Data listing -
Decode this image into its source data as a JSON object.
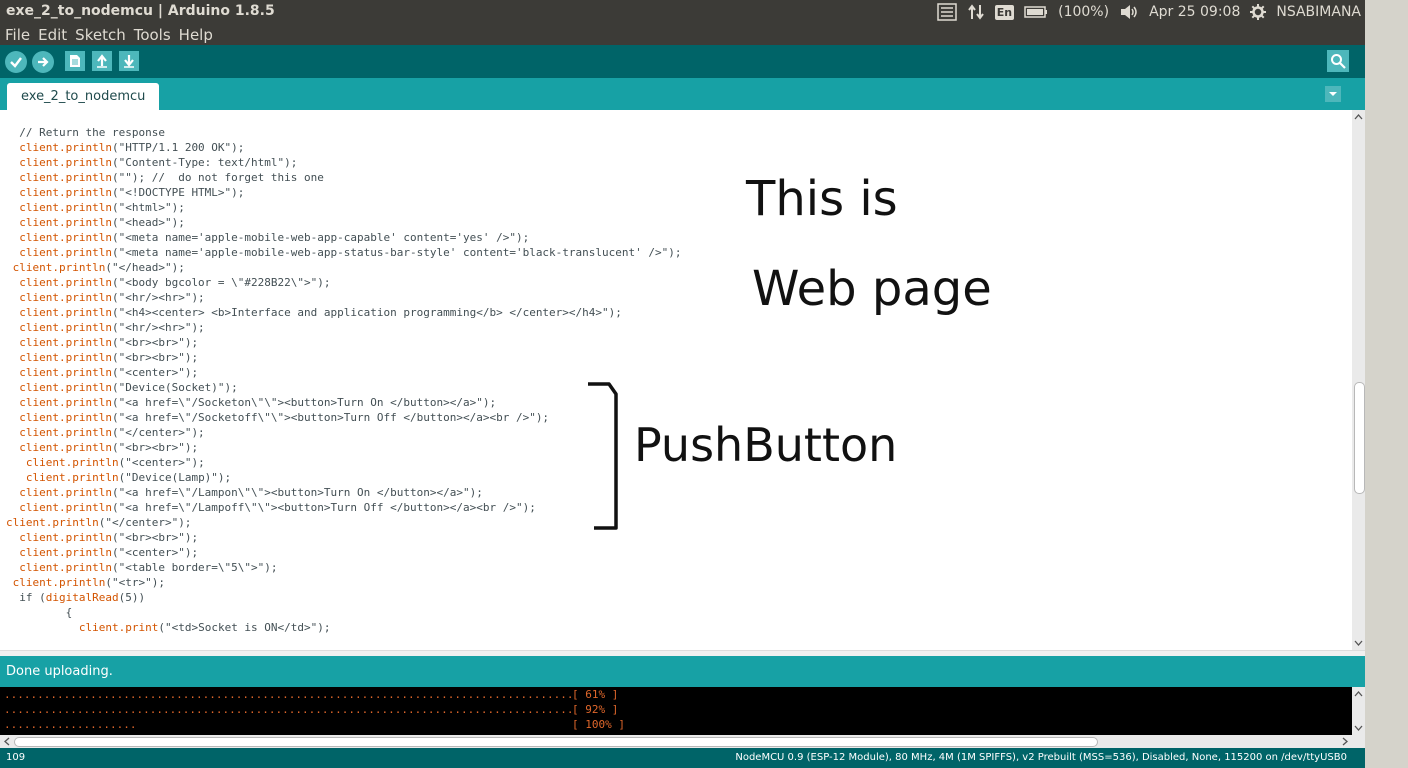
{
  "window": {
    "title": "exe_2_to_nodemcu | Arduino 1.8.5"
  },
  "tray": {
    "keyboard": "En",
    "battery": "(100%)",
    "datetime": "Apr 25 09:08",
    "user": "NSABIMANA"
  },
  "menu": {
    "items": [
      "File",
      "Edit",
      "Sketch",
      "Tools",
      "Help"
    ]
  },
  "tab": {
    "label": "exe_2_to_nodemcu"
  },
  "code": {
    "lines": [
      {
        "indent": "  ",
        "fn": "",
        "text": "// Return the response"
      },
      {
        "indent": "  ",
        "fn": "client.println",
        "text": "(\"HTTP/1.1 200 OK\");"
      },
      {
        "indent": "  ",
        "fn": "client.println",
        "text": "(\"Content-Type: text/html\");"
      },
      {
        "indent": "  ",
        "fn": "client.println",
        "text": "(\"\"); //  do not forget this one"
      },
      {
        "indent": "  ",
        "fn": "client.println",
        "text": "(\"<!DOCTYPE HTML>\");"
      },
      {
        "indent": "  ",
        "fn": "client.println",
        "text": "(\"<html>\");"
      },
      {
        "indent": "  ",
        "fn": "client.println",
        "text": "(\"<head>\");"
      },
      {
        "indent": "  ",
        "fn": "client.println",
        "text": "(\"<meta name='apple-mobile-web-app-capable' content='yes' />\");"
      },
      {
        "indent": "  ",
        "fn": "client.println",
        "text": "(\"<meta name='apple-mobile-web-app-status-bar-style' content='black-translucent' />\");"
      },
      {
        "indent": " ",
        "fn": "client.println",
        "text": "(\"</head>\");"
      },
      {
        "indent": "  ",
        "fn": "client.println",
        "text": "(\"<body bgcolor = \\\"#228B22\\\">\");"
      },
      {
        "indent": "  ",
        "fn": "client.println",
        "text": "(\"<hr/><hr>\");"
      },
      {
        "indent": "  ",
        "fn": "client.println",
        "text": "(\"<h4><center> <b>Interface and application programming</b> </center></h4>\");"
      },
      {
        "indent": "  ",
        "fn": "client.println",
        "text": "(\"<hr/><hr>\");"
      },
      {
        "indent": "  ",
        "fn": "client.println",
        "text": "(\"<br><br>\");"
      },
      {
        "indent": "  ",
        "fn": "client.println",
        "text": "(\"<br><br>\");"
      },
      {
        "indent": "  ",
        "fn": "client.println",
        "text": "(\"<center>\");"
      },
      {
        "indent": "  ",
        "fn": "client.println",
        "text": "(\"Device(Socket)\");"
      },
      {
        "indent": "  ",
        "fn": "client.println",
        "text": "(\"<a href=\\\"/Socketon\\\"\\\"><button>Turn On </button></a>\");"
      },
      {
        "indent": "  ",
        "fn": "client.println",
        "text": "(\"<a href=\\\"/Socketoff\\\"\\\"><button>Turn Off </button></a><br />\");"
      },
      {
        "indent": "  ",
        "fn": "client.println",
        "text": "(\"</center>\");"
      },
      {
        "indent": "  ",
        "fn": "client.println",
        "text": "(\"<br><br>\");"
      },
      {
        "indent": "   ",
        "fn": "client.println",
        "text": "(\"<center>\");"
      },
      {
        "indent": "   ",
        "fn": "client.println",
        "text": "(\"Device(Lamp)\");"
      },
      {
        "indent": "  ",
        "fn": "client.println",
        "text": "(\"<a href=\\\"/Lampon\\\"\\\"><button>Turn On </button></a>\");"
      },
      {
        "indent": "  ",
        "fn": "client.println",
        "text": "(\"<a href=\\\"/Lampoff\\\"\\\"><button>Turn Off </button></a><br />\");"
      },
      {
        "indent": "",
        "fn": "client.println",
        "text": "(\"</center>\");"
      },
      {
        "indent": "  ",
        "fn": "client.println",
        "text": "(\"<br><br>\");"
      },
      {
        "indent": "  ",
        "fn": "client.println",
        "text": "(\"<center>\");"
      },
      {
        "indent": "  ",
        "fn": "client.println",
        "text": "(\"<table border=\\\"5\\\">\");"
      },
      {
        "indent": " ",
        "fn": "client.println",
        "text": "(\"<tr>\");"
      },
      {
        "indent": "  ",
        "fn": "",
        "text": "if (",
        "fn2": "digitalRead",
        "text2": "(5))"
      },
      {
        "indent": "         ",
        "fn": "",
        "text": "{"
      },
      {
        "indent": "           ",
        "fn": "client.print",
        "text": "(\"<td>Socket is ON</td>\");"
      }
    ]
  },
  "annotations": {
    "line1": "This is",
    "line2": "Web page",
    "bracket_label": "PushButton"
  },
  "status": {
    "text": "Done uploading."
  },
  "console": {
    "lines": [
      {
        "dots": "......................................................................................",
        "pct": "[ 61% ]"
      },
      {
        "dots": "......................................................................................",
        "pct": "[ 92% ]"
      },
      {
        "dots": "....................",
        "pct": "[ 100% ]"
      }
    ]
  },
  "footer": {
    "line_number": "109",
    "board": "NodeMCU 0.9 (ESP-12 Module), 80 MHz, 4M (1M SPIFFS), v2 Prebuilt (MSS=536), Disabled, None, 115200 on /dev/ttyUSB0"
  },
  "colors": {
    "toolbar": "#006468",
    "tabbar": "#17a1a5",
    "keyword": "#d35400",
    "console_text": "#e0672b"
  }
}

...

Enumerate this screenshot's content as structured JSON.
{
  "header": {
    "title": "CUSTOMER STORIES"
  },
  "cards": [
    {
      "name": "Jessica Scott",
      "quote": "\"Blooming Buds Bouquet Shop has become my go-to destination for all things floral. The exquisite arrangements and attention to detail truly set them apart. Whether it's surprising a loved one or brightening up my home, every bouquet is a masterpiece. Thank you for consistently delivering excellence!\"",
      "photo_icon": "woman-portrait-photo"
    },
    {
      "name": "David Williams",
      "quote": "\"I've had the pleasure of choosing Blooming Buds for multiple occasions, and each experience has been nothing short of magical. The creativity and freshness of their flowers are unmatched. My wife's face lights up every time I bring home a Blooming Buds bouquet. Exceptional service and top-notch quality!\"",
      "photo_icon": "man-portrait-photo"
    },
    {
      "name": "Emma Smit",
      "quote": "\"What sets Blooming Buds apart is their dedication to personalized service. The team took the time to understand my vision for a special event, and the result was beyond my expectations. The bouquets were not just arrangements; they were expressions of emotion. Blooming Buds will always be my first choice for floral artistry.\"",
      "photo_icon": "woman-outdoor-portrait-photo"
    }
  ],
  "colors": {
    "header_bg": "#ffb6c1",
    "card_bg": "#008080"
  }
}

Task details - Search the data for the string "JSON". List each line that has it.

Problem solution -
Decode this image into its source data as a JSON object.
Enumerate this screenshot's content as structured JSON.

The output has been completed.